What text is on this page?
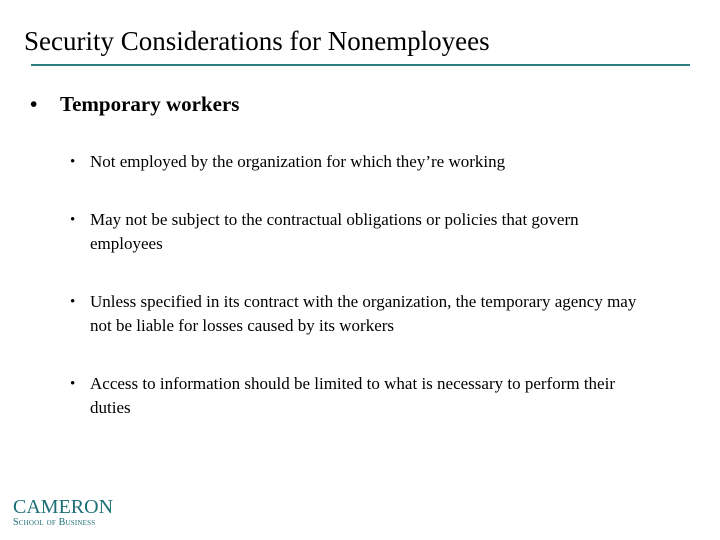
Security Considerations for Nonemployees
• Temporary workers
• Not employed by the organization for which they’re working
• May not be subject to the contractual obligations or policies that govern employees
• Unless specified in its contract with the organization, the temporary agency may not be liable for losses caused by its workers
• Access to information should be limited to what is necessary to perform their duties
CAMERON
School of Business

_ _ _

_Stated exercise_:
Search the lines above for the string "workers", then show every one that has it.

_The result_:
• Temporary workers
• Unless specified in its contract with the organization, the temporary agency may not be liable for losses caused by its workers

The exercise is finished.